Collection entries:
^^^^^^^^

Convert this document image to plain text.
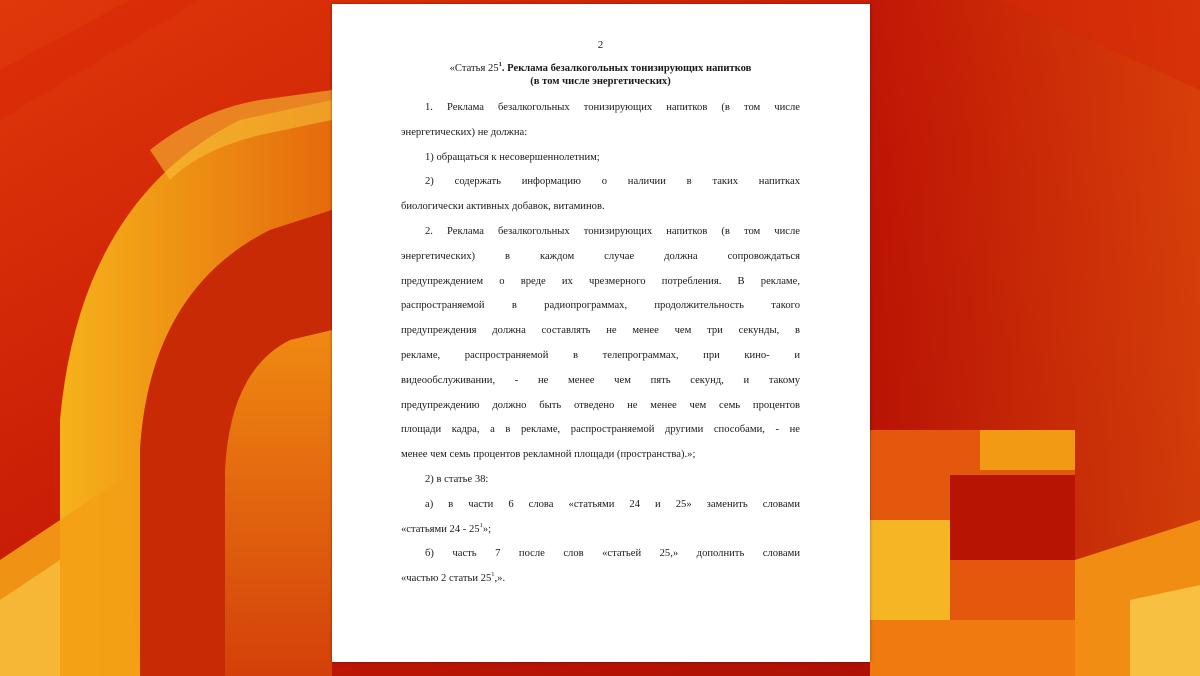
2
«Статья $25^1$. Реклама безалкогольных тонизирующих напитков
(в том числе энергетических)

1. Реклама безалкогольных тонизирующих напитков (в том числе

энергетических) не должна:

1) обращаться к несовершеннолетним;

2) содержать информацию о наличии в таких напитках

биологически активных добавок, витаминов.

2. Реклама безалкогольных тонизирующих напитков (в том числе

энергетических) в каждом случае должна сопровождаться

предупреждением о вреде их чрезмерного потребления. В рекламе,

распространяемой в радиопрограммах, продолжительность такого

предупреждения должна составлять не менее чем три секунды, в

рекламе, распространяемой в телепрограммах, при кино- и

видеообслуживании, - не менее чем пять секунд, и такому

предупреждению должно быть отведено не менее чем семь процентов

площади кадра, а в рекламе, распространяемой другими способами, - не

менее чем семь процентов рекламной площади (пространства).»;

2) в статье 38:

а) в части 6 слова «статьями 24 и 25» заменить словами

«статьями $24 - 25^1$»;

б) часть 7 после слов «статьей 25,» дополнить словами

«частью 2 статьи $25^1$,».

^^^^^^^^

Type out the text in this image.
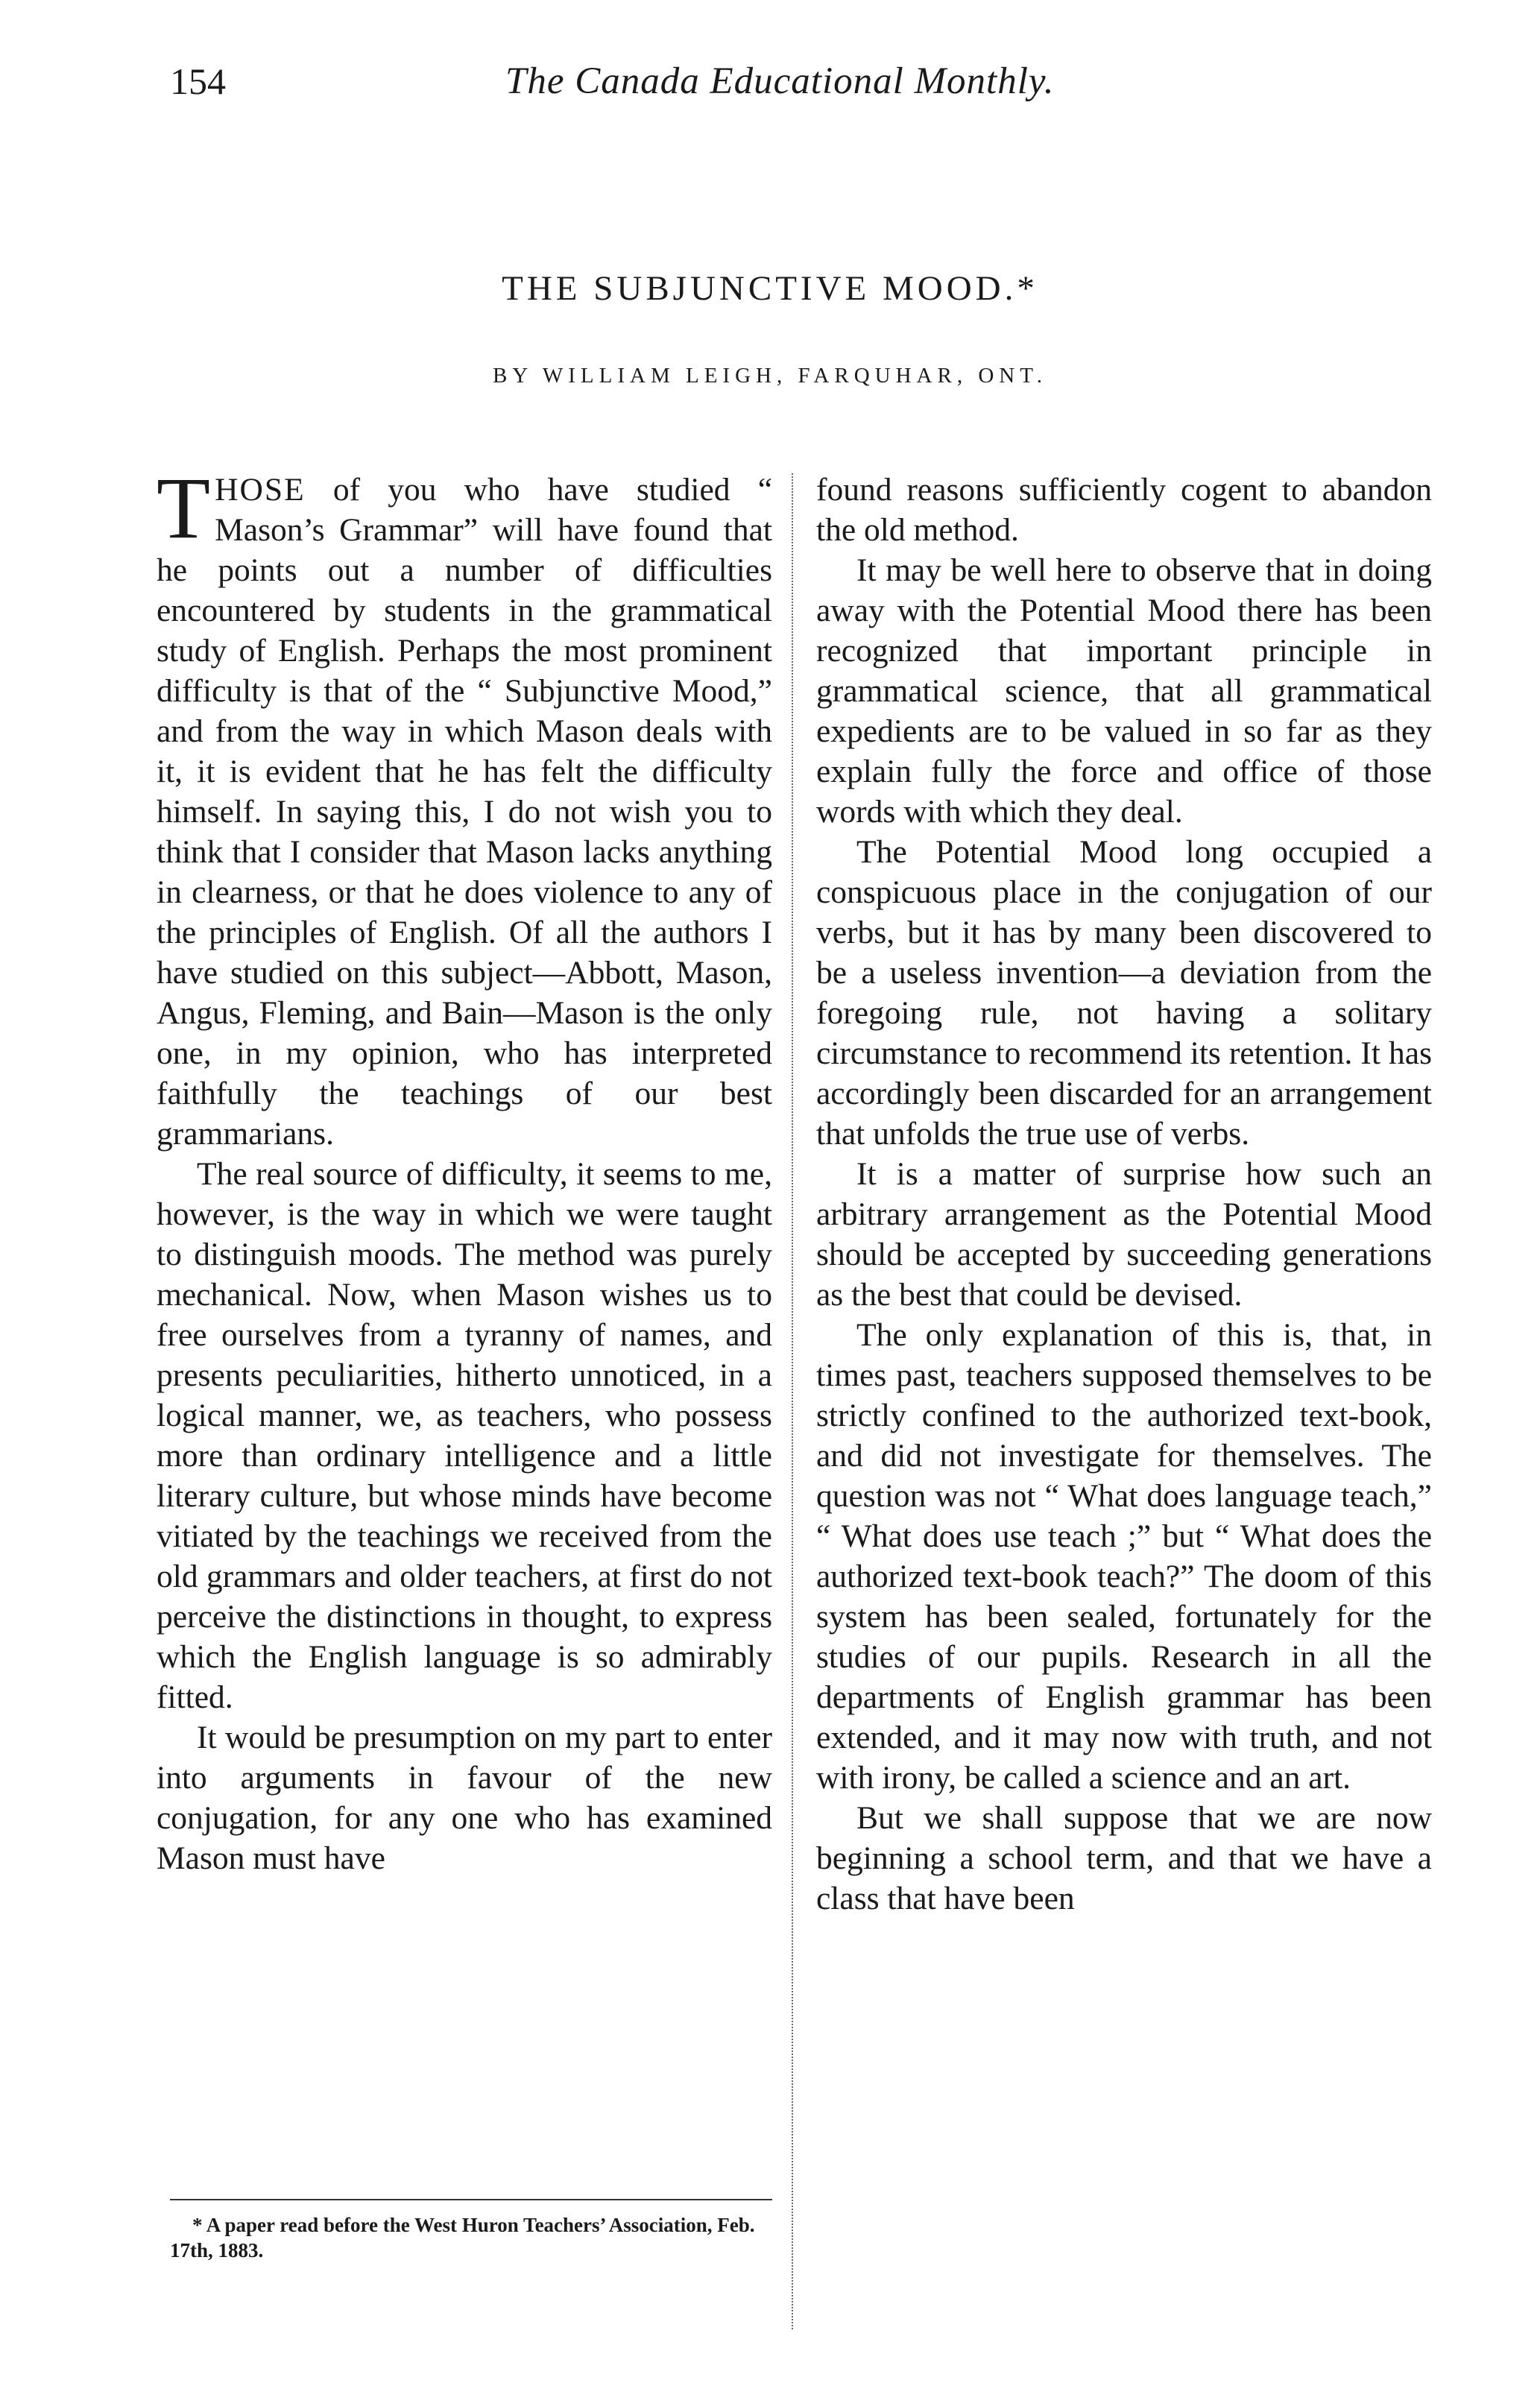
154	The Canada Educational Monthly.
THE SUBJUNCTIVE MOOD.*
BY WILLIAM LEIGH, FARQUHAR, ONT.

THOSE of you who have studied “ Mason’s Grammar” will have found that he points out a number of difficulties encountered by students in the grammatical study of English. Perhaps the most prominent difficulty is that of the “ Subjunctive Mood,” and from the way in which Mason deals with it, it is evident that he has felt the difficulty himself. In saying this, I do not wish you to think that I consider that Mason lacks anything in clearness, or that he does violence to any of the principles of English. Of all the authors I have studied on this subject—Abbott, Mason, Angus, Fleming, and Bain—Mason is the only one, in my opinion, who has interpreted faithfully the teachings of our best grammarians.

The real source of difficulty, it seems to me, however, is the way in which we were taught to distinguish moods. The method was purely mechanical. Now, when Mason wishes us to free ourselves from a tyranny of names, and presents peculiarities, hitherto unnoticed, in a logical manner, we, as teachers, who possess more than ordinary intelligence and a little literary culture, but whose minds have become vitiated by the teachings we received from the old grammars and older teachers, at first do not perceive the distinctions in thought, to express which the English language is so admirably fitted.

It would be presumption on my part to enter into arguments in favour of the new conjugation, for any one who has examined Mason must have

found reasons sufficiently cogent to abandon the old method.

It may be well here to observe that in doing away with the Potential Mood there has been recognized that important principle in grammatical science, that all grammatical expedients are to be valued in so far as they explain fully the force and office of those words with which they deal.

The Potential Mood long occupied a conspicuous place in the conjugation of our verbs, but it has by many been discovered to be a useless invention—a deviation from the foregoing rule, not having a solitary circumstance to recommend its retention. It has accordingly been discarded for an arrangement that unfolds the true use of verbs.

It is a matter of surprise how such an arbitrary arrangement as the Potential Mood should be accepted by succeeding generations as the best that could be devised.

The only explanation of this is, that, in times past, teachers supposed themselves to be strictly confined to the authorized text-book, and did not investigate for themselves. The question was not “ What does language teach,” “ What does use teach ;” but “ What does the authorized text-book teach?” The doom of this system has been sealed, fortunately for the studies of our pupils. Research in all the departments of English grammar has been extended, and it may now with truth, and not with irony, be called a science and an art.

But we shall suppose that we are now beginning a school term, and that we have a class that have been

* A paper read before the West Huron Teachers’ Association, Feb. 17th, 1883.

^^^^^^^^

Required work:
Looking at the records above, work out how many lines include the word "does", then give that number by itself.

Task response:
2